## Exercise objective
Pull out every line with the word "Design" from the entries below.
-- Data supplied start --
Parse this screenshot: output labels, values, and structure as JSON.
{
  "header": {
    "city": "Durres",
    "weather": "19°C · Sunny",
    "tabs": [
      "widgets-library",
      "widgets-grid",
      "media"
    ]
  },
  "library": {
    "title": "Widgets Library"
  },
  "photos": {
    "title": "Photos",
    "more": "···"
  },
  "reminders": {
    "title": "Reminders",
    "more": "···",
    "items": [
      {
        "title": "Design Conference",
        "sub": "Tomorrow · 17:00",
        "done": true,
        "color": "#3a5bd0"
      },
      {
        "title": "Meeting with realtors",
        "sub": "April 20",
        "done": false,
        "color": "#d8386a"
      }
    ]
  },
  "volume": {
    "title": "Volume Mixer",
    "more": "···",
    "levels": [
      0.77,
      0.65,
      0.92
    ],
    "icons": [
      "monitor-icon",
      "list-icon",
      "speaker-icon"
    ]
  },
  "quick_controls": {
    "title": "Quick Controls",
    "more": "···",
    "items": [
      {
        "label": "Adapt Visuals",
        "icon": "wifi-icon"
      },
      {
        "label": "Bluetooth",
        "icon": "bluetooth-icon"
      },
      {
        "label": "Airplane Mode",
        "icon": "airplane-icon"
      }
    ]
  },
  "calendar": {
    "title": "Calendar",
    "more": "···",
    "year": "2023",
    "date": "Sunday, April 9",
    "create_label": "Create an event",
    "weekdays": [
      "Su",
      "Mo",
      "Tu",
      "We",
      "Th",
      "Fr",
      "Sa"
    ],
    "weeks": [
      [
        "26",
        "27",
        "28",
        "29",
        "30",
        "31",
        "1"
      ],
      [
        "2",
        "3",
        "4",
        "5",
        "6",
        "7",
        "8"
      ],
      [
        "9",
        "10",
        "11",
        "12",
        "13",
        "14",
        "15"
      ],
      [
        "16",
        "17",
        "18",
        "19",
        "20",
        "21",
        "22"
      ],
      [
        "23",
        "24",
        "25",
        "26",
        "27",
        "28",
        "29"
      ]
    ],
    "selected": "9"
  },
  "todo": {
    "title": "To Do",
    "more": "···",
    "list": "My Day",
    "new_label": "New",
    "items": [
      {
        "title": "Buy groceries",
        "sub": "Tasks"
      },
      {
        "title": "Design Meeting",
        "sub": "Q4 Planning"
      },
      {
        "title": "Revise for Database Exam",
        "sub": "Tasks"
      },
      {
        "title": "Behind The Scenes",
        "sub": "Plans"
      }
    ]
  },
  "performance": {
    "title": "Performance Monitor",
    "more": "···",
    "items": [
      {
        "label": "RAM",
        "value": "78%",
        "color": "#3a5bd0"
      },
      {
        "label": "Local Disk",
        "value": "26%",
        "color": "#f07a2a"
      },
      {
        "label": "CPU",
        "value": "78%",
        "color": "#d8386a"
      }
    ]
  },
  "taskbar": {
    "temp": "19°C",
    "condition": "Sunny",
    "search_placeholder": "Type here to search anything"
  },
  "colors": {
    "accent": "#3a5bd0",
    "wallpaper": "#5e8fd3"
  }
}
-- Data supplied end --
## Answer for the task
        "title": "Design Conference",
        "title": "Design Meeting",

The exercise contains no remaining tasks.